(Extracted data entries)
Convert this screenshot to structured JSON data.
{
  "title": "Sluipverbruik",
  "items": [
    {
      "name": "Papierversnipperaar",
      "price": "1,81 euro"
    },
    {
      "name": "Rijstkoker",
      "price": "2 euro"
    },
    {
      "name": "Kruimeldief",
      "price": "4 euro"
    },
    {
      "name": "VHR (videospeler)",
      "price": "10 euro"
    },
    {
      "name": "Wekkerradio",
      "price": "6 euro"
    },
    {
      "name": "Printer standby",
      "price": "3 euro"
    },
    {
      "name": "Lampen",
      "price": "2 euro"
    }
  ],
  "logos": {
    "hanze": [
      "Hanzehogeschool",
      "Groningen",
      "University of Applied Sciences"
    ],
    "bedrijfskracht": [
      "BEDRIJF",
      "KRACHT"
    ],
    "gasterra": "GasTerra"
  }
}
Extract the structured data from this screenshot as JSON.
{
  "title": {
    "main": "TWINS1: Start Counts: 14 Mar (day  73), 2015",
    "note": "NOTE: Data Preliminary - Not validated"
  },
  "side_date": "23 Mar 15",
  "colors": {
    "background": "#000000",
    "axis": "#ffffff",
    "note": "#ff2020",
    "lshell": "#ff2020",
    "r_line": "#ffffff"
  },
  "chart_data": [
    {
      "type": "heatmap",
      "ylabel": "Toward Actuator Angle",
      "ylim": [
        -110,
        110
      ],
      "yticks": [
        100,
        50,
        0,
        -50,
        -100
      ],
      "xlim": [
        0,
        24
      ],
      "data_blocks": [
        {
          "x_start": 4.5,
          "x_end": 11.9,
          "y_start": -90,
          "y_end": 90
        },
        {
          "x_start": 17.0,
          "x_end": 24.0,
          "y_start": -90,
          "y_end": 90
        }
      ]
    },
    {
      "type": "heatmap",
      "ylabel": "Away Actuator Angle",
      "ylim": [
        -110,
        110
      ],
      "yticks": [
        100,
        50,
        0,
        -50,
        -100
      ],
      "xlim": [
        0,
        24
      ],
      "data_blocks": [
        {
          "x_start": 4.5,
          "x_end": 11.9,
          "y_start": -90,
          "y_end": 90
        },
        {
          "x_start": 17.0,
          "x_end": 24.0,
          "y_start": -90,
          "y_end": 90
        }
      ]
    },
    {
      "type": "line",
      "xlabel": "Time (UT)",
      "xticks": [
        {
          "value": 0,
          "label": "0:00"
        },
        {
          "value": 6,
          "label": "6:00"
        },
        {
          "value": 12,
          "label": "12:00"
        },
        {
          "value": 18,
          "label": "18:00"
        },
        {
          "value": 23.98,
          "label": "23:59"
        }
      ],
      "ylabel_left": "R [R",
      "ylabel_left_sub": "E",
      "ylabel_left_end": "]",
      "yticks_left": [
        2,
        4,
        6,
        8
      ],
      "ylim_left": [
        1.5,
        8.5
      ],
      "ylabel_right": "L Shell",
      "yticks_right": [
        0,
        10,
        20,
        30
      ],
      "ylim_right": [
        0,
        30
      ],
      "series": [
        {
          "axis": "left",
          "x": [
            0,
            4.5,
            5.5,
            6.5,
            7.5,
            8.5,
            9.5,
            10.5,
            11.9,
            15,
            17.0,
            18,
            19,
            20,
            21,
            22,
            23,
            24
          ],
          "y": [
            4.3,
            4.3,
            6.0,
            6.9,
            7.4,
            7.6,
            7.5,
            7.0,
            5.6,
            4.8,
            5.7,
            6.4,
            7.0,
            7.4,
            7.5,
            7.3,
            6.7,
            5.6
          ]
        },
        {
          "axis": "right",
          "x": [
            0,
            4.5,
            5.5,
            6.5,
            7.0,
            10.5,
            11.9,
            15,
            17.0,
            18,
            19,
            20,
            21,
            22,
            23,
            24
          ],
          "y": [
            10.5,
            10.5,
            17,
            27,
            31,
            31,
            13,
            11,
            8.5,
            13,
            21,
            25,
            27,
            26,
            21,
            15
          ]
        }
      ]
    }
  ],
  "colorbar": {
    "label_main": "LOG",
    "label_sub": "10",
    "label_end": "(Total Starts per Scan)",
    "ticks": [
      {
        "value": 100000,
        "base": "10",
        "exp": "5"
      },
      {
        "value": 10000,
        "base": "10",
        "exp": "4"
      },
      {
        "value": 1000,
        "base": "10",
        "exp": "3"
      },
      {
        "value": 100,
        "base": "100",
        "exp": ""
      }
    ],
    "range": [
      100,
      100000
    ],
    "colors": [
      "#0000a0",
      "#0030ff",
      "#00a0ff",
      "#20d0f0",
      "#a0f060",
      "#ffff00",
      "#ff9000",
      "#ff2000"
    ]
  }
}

* * *

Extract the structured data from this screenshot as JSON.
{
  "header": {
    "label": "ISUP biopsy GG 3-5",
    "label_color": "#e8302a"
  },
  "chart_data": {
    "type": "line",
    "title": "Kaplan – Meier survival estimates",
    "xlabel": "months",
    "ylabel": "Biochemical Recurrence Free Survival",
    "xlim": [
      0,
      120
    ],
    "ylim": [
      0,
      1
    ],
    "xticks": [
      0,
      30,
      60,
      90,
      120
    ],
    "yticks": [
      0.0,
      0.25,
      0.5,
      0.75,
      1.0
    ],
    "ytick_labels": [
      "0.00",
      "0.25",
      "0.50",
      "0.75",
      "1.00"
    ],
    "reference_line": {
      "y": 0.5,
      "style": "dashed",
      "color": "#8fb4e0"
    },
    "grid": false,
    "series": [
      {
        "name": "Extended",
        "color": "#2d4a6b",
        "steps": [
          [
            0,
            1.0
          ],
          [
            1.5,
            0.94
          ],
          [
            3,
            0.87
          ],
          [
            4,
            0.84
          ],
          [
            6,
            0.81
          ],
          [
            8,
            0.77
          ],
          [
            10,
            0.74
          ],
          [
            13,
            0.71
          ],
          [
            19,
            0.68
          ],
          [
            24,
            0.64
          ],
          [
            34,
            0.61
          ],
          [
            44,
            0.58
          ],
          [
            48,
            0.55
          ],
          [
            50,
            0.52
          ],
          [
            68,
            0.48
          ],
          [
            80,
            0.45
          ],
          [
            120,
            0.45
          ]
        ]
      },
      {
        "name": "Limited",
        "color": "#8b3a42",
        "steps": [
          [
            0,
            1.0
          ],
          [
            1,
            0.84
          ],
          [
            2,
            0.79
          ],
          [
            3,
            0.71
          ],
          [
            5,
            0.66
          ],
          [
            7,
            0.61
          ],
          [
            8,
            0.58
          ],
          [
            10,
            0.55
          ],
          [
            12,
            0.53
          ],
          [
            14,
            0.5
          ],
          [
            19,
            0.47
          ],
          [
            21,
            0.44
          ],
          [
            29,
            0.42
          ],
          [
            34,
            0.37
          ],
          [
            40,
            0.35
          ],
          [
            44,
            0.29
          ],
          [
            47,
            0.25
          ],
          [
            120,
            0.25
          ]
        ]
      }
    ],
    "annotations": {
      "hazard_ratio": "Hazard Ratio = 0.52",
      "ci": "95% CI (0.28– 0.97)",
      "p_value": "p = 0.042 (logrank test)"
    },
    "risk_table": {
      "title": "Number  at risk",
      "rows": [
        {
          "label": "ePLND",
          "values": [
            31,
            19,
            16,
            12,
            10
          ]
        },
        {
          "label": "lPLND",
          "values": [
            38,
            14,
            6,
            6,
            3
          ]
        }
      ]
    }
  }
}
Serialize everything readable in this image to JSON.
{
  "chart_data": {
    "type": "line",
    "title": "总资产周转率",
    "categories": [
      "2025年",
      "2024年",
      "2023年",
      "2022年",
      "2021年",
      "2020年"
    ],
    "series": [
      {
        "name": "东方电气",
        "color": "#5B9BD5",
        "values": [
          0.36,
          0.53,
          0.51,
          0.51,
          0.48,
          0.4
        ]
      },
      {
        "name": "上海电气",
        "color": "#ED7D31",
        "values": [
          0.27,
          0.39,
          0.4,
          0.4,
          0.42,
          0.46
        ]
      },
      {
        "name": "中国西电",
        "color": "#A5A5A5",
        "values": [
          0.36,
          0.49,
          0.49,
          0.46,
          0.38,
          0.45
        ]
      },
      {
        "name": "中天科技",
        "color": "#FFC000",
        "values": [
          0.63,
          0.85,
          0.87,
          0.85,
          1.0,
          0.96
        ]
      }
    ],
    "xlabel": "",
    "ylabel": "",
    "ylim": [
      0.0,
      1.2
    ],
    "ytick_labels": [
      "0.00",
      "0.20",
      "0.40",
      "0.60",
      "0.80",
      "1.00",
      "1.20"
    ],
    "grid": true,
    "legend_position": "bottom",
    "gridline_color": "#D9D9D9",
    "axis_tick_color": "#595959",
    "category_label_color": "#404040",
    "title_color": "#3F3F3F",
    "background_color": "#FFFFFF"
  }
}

Required task:
Copy out every line from the records that has the word "this".

Worked solution:
Convert this screenshot to structured JSON data.
Extract the structured data from this screenshot as JSON.
Extract the structured data from this screenshot as JSON.
Serialize everything readable in this image to JSON.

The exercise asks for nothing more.